WHAT YOU SHOULD DO -
Repeat all of the material exactly as given.

** START OF INFORMATION GIVEN **

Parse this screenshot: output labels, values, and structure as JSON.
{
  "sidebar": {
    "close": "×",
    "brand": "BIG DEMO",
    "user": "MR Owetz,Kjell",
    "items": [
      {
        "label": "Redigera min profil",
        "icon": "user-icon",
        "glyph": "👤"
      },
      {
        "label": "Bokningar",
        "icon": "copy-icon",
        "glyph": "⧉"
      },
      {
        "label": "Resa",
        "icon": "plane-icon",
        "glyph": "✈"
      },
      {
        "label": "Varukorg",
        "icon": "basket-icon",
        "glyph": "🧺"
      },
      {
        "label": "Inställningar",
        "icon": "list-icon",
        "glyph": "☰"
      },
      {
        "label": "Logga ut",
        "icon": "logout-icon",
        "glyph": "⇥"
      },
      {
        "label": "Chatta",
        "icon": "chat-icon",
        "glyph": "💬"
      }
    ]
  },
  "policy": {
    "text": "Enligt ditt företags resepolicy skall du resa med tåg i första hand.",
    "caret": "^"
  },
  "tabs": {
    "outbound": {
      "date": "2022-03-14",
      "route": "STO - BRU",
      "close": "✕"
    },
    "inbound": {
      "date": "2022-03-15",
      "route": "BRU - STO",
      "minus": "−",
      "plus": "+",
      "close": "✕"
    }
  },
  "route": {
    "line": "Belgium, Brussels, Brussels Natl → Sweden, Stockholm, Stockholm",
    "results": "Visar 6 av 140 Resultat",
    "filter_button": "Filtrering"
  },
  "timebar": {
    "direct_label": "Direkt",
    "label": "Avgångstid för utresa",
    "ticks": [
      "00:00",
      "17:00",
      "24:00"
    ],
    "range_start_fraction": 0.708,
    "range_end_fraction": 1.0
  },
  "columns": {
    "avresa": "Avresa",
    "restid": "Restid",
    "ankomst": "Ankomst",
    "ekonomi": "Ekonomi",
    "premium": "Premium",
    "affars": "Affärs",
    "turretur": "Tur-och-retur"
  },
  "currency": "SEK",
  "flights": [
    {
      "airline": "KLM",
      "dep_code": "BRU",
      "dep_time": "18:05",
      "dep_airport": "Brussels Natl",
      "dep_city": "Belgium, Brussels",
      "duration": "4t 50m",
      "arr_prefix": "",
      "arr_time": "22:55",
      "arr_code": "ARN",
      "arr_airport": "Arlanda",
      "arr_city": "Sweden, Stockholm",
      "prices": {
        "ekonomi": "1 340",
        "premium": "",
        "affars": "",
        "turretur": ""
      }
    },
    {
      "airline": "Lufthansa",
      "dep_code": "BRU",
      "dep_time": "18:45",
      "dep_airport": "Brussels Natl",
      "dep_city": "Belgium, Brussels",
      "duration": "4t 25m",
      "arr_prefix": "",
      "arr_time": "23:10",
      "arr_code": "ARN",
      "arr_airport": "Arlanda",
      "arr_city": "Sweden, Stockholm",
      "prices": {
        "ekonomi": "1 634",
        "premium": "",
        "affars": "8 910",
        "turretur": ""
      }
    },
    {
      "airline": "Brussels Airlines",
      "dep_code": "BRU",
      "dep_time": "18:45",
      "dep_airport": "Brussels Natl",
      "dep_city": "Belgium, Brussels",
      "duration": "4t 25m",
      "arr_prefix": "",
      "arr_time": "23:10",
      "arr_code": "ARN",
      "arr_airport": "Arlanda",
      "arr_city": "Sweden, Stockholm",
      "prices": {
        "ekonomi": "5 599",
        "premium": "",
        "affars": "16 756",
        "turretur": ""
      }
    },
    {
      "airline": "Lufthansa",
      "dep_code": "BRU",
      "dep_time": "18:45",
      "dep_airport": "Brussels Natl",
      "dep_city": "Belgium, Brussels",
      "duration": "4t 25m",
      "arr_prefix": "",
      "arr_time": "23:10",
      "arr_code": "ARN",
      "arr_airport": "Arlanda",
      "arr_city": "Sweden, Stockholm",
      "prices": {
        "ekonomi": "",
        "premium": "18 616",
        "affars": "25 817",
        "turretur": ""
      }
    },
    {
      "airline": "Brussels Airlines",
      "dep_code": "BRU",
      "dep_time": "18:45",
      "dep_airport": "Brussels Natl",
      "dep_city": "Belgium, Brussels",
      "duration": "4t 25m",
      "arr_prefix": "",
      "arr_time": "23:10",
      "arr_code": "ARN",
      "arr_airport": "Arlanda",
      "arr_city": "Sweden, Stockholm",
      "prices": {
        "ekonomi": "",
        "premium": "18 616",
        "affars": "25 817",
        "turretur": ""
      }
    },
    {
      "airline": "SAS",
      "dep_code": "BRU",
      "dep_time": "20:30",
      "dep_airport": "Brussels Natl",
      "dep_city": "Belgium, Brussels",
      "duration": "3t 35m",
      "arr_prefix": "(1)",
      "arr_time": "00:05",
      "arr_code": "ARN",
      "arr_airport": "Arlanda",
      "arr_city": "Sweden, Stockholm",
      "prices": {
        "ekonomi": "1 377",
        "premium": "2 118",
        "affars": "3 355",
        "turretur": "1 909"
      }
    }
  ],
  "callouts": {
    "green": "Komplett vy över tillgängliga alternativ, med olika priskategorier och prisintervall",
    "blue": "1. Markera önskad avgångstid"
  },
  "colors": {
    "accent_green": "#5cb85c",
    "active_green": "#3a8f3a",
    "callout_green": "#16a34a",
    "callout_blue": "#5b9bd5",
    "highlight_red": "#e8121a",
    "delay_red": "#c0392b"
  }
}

** END OF INFORMATION GIVEN **

RIGHT ANSWER -
Parse this screenshot: output labels, values, and structure as JSON.
{
  "sidebar": {
    "close": "×",
    "brand": "BIG DEMO",
    "user": "MR Owetz,Kjell",
    "items": [
      {
        "label": "Redigera min profil",
        "icon": "user-icon",
        "glyph": "👤"
      },
      {
        "label": "Bokningar",
        "icon": "copy-icon",
        "glyph": "⧉"
      },
      {
        "label": "Resa",
        "icon": "plane-icon",
        "glyph": "✈"
      },
      {
        "label": "Varukorg",
        "icon": "basket-icon",
        "glyph": "🧺"
      },
      {
        "label": "Inställningar",
        "icon": "list-icon",
        "glyph": "☰"
      },
      {
        "label": "Logga ut",
        "icon": "logout-icon",
        "glyph": "⇥"
      },
      {
        "label": "Chatta",
        "icon": "chat-icon",
        "glyph": "💬"
      }
    ]
  },
  "policy": {
    "text": "Enligt ditt företags resepolicy skall du resa med tåg i första hand.",
    "caret": "^"
  },
  "tabs": {
    "outbound": {
      "date": "2022-03-14",
      "route": "STO - BRU",
      "close": "✕"
    },
    "inbound": {
      "date": "2022-03-15",
      "route": "BRU - STO",
      "minus": "−",
      "plus": "+",
      "close": "✕"
    }
  },
  "route": {
    "line": "Belgium, Brussels, Brussels Natl → Sweden, Stockholm, Stockholm",
    "results": "Visar 6 av 140 Resultat",
    "filter_button": "Filtrering"
  },
  "timebar": {
    "direct_label": "Direkt",
    "label": "Avgångstid för utresa",
    "ticks": [
      "00:00",
      "17:00",
      "24:00"
    ],
    "range_start_fraction": 0.708,
    "range_end_fraction": 1.0
  },
  "columns": {
    "avresa": "Avresa",
    "restid": "Restid",
    "ankomst": "Ankomst",
    "ekonomi": "Ekonomi",
    "premium": "Premium",
    "affars": "Affärs",
    "turretur": "Tur-och-retur"
  },
  "currency": "SEK",
  "flights": [
    {
      "airline": "KLM",
      "dep_code": "BRU",
      "dep_time": "18:05",
      "dep_airport": "Brussels Natl",
      "dep_city": "Belgium, Brussels",
      "duration": "4t 50m",
      "arr_prefix": "",
      "arr_time": "22:55",
      "arr_code": "ARN",
      "arr_airport": "Arlanda",
      "arr_city": "Sweden, Stockholm",
      "prices": {
        "ekonomi": "1 340",
        "premium": "",
        "affars": "",
        "turretur": ""
      }
    },
    {
      "airline": "Lufthansa",
      "dep_code": "BRU",
      "dep_time": "18:45",
      "dep_airport": "Brussels Natl",
      "dep_city": "Belgium, Brussels",
      "duration": "4t 25m",
      "arr_prefix": "",
      "arr_time": "23:10",
      "arr_code": "ARN",
      "arr_airport": "Arlanda",
      "arr_city": "Sweden, Stockholm",
      "prices": {
        "ekonomi": "1 634",
        "premium": "",
        "affars": "8 910",
        "turretur": ""
      }
    },
    {
      "airline": "Brussels Airlines",
      "dep_code": "BRU",
      "dep_time": "18:45",
      "dep_airport": "Brussels Natl",
      "dep_city": "Belgium, Brussels",
      "duration": "4t 25m",
      "arr_prefix": "",
      "arr_time": "23:10",
      "arr_code": "ARN",
      "arr_airport": "Arlanda",
      "arr_city": "Sweden, Stockholm",
      "prices": {
        "ekonomi": "5 599",
        "premium": "",
        "affars": "16 756",
        "turretur": ""
      }
    },
    {
      "airline": "Lufthansa",
      "dep_code": "BRU",
      "dep_time": "18:45",
      "dep_airport": "Brussels Natl",
      "dep_city": "Belgium, Brussels",
      "duration": "4t 25m",
      "arr_prefix": "",
      "arr_time": "23:10",
      "arr_code": "ARN",
      "arr_airport": "Arlanda",
      "arr_city": "Sweden, Stockholm",
      "prices": {
        "ekonomi": "",
        "premium": "18 616",
        "affars": "25 817",
        "turretur": ""
      }
    },
    {
      "airline": "Brussels Airlines",
      "dep_code": "BRU",
      "dep_time": "18:45",
      "dep_airport": "Brussels Natl",
      "dep_city": "Belgium, Brussels",
      "duration": "4t 25m",
      "arr_prefix": "",
      "arr_time": "23:10",
      "arr_code": "ARN",
      "arr_airport": "Arlanda",
      "arr_city": "Sweden, Stockholm",
      "prices": {
        "ekonomi": "",
        "premium": "18 616",
        "affars": "25 817",
        "turretur": ""
      }
    },
    {
      "airline": "SAS",
      "dep_code": "BRU",
      "dep_time": "20:30",
      "dep_airport": "Brussels Natl",
      "dep_city": "Belgium, Brussels",
      "duration": "3t 35m",
      "arr_prefix": "(1)",
      "arr_time": "00:05",
      "arr_code": "ARN",
      "arr_airport": "Arlanda",
      "arr_city": "Sweden, Stockholm",
      "prices": {
        "ekonomi": "1 377",
        "premium": "2 118",
        "affars": "3 355",
        "turretur": "1 909"
      }
    }
  ],
  "callouts": {
    "green": "Komplett vy över tillgängliga alternativ, med olika priskategorier och prisintervall",
    "blue": "1. Markera önskad avgångstid"
  },
  "colors": {
    "accent_green": "#5cb85c",
    "active_green": "#3a8f3a",
    "callout_green": "#16a34a",
    "callout_blue": "#5b9bd5",
    "highlight_red": "#e8121a",
    "delay_red": "#c0392b"
  }
}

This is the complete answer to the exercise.